## START RECORDS
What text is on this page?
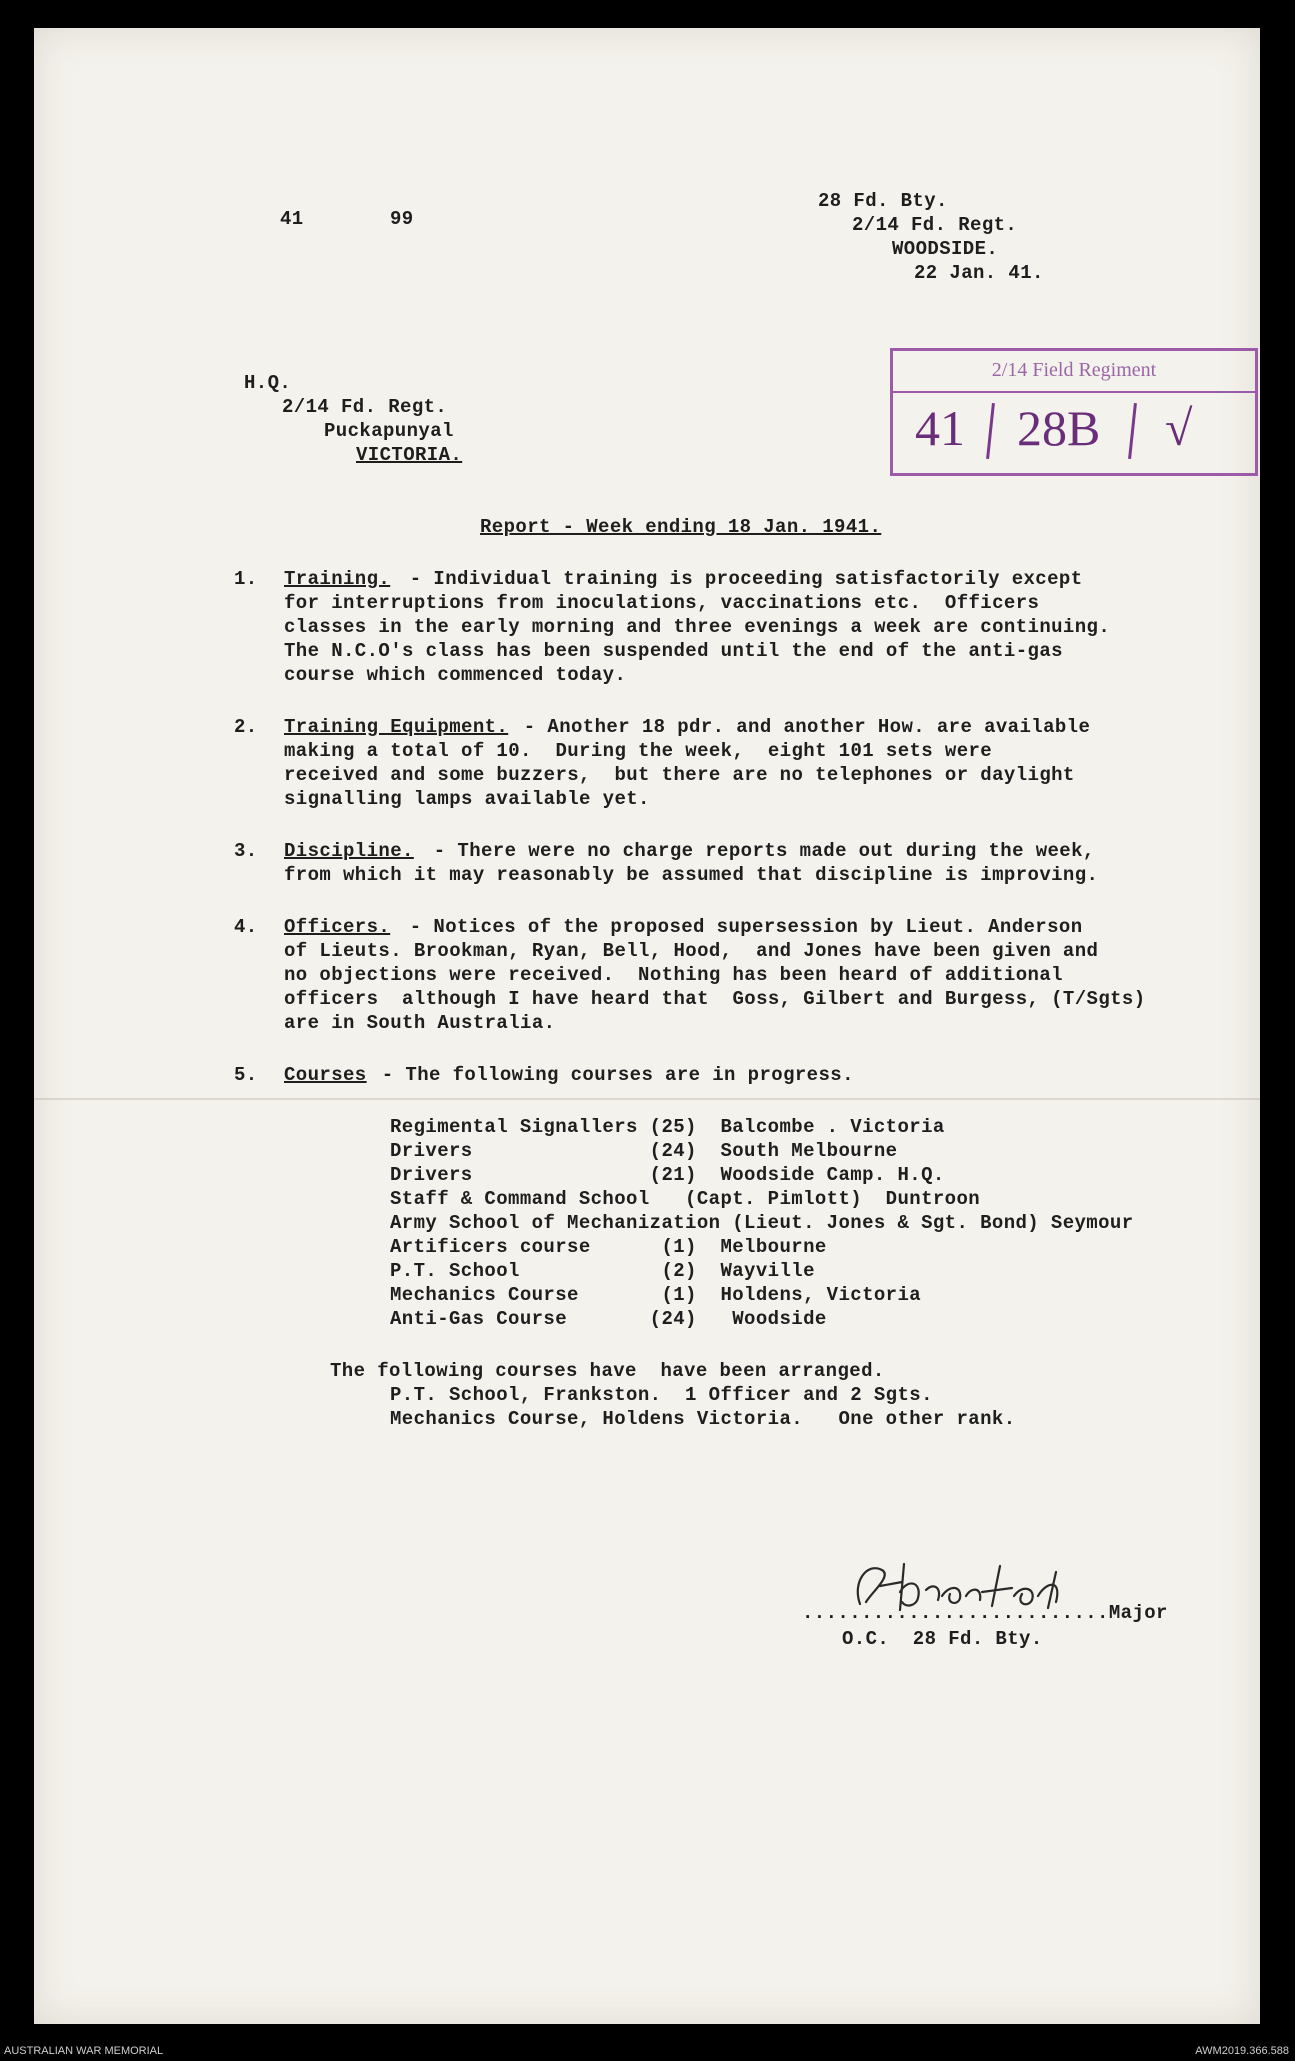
41	99
28 Fd. Bty.
2/14 Fd. Regt.
WOODSIDE.
22 Jan. 41.
2/14 Field Regiment
41 28B √
H.Q.
2/14 Fd. Regt.
Puckapunyal
VICTORIA.
Report - Week ending 18 Jan. 1941.
1. Training. - Individual training is proceeding satisfactorily except
for interruptions from inoculations, vaccinations etc.  Officers
classes in the early morning and three evenings a week are continuing.
The N.C.O's class has been suspended until the end of the anti-gas
course which commenced today.
2. Training Equipment. - Another 18 pdr. and another How. are available
making a total of 10.  During the week,  eight 101 sets were
received and some buzzers,  but there are no telephones or daylight
signalling lamps available yet.
3. Discipline. - There were no charge reports made out during the week,
from which it may reasonably be assumed that discipline is improving.
4. Officers. - Notices of the proposed supersession by Lieut. Anderson
of Lieuts. Brookman, Ryan, Bell, Hood,  and Jones have been given and
no objections were received.  Nothing has been heard of additional
officers  although I have heard that  Goss, Gilbert and Burgess, (T/Sgts)
are in South Australia.
5. Courses - The following courses are in progress.
Regimental Signallers (25)  Balcombe . Victoria
Drivers               (24)  South Melbourne
Drivers               (21)  Woodside Camp. H.Q.
Staff & Command School   (Capt. Pimlott)  Duntroon
Army School of Mechanization (Lieut. Jones & Sgt. Bond) Seymour
Artificers course      (1)  Melbourne
P.T. School            (2)  Wayville
Mechanics Course       (1)  Holdens, Victoria
Anti-Gas Course       (24)   Woodside
The following courses have  have been arranged.
P.T. School, Frankston.  1 Officer and 2 Sgts.
Mechanics Course, Holdens Victoria.   One other rank.
..........................Major
O.C.  28 Fd. Bty.
AUSTRALIAN WAR MEMORIAL	AWM2019.366.588
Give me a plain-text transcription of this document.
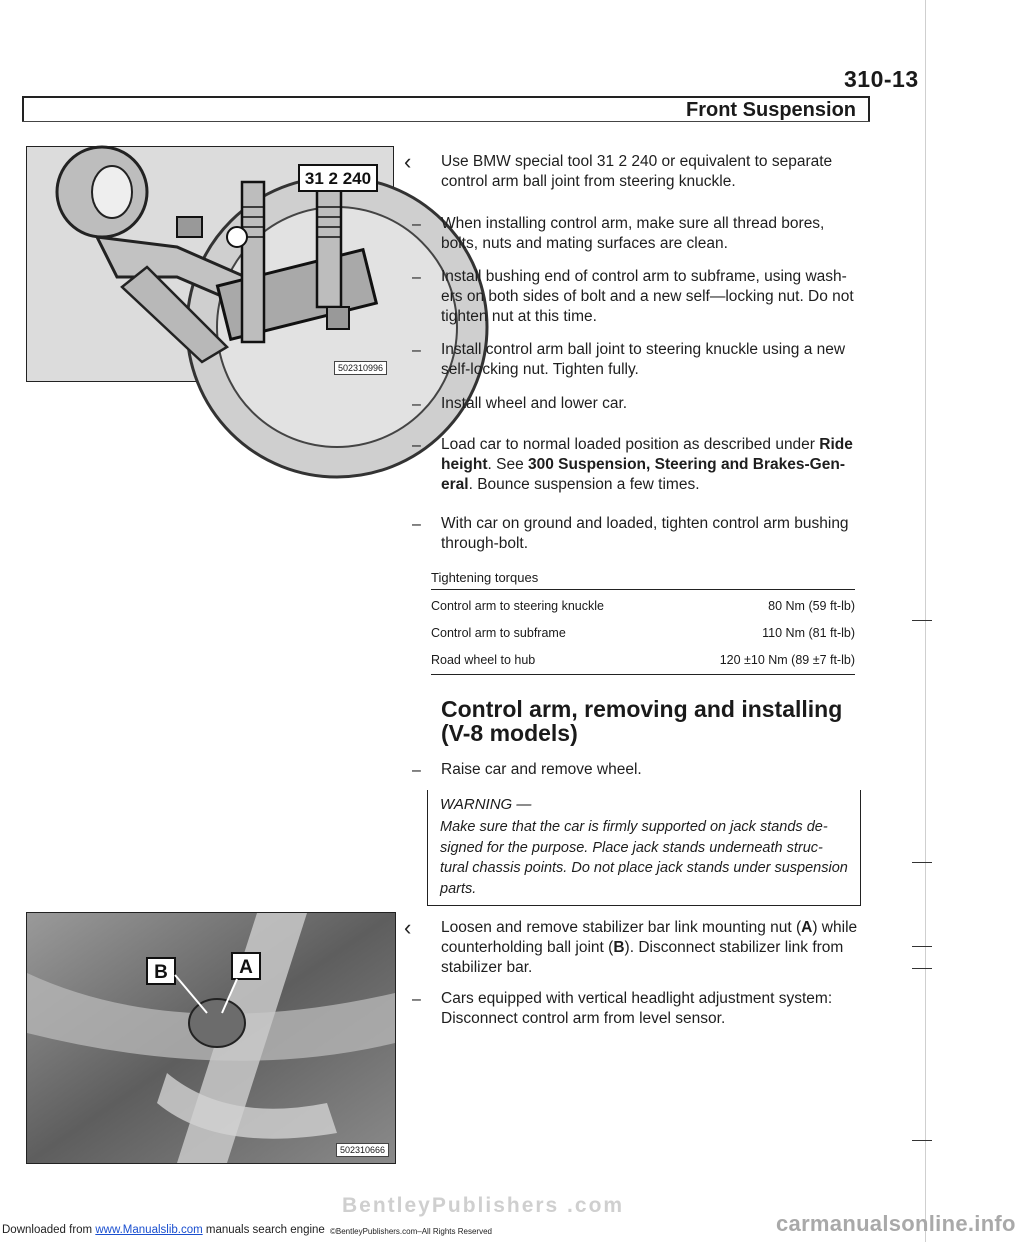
310-13
Front Suspension
31 2 240
502310996
‹ Use BMW special tool 31 2 240 or equivalent to separate control arm ball joint from steering knuckle.
– When installing control arm, make sure all thread bores, bolts, nuts and mating surfaces are clean.
– Install bushing end of control arm to subframe, using wash- ers on both sides of bolt and a new self—locking nut. Do not tighten nut at this time.
– Install control arm ball joint to steering knuckle using a new self-locking nut. Tighten fully.
– Install wheel and lower car.
– Load car to normal loaded position as described under Ride height. See 300 Suspension, Steering and Brakes-Gen- eral. Bounce suspension a few times.
– With car on ground and loaded, tighten control arm bushing through-bolt.
Tightening torques
Control arm to steering knuckle	80 Nm (59 ft-lb)
Control arm to subframe	110 Nm (81 ft-lb)
Road wheel to hub	120 ±10 Nm (89 ±7 ft-lb)
Control arm, removing and installing
(V-8 models)
– Raise car and remove wheel.
WARNING —
Make sure that the car is firmly supported on jack stands de- signed for the purpose. Place jack stands underneath struc- tural chassis points. Do not place jack stands under suspension parts.
B	A
502310666
‹ Loosen and remove stabilizer bar link mounting nut (A) while counterholding ball joint (B). Disconnect stabilizer link from stabilizer bar.
– Cars equipped with vertical headlight adjustment system: Disconnect control arm from level sensor.
BentleyPublishers .com
Downloaded from www.Manualslib.com manuals search engine ©BentleyPublishers.com–All Rights Reserved	carmanualsonline.info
## END RECORDS
Take every line above carrying "installing" and return it.

▸ **TASK RESPONSE**:
– When installing control arm, make sure all thread bores, bolts, nuts and mating surfaces are clean.
Control arm, removing and installing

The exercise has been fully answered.